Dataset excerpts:

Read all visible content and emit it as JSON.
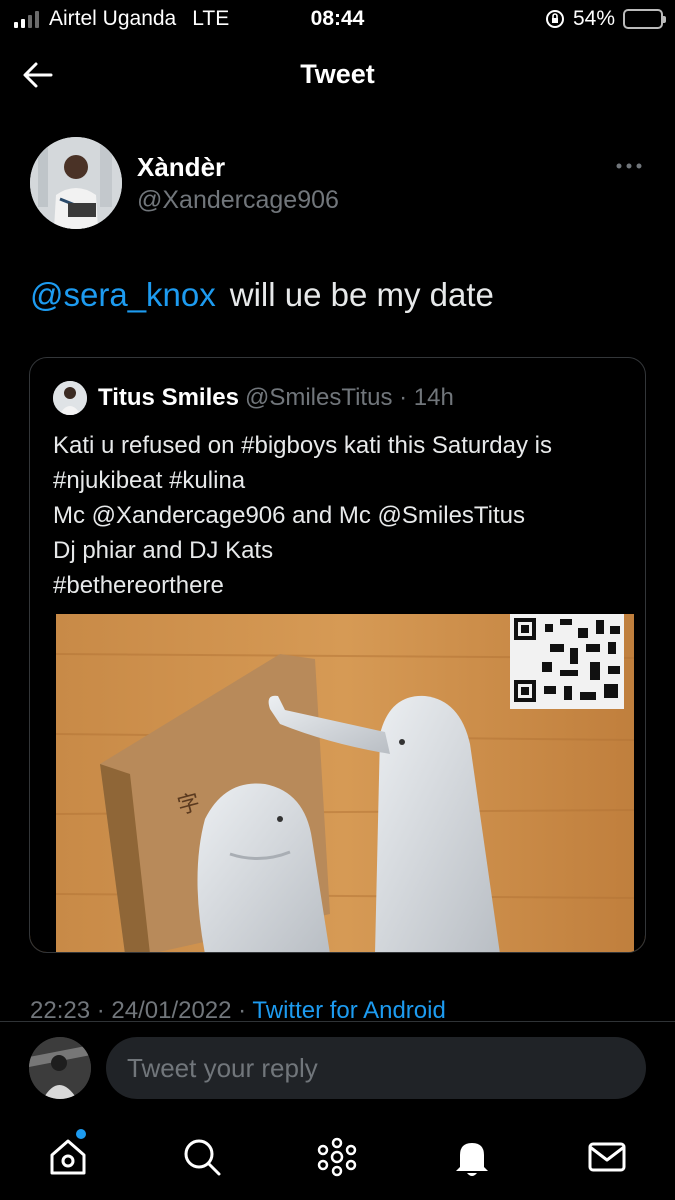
{
  "status_bar": {
    "carrier": "Airtel Uganda",
    "network": "LTE",
    "time": "08:44",
    "battery": "54%",
    "battery_color": "#ffd60a"
  },
  "header": {
    "title": "Tweet",
    "back_icon": "arrow-left-icon"
  },
  "tweet": {
    "author_name": "Xàndèr",
    "author_handle": "@Xandercage906",
    "mention": "@sera_knox",
    "text": "will ue be my date",
    "timestamp": "22:23 · 24/01/2022 · ",
    "client": "Twitter for Android"
  },
  "quote": {
    "name": "Titus Smiles",
    "handle": "@SmilesTitus · 14h",
    "lines": [
      "Kati u refused on #bigboys kati this Saturday is",
      "#njukibeat #kulina",
      "Mc @Xandercage906 and Mc @SmilesTitus",
      "Dj phiar and DJ Kats",
      "#bethereorthere"
    ]
  },
  "reply": {
    "placeholder": "Tweet your reply"
  },
  "nav": [
    "home-icon",
    "search-icon",
    "spaces-icon",
    "notifications-icon",
    "messages-icon"
  ],
  "colors": {
    "accent": "#1d9bf0",
    "background": "#000000",
    "muted_text": "#71767b"
  }
}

:: EXERCISE DETAILS ::
Without including any pictures, output all the entries above exactly.

:: WORKED ANSWER ::
Read all visible content and emit it as JSON.
{
  "status_bar": {
    "carrier": "Airtel Uganda",
    "network": "LTE",
    "time": "08:44",
    "battery": "54%",
    "battery_color": "#ffd60a"
  },
  "header": {
    "title": "Tweet",
    "back_icon": "arrow-left-icon"
  },
  "tweet": {
    "author_name": "Xàndèr",
    "author_handle": "@Xandercage906",
    "mention": "@sera_knox",
    "text": "will ue be my date",
    "timestamp": "22:23 · 24/01/2022 · ",
    "client": "Twitter for Android"
  },
  "quote": {
    "name": "Titus Smiles",
    "handle": "@SmilesTitus · 14h",
    "lines": [
      "Kati u refused on #bigboys kati this Saturday is",
      "#njukibeat #kulina",
      "Mc @Xandercage906 and Mc @SmilesTitus",
      "Dj phiar and DJ Kats",
      "#bethereorthere"
    ]
  },
  "reply": {
    "placeholder": "Tweet your reply"
  },
  "nav": [
    "home-icon",
    "search-icon",
    "spaces-icon",
    "notifications-icon",
    "messages-icon"
  ],
  "colors": {
    "accent": "#1d9bf0",
    "background": "#000000",
    "muted_text": "#71767b"
  }
}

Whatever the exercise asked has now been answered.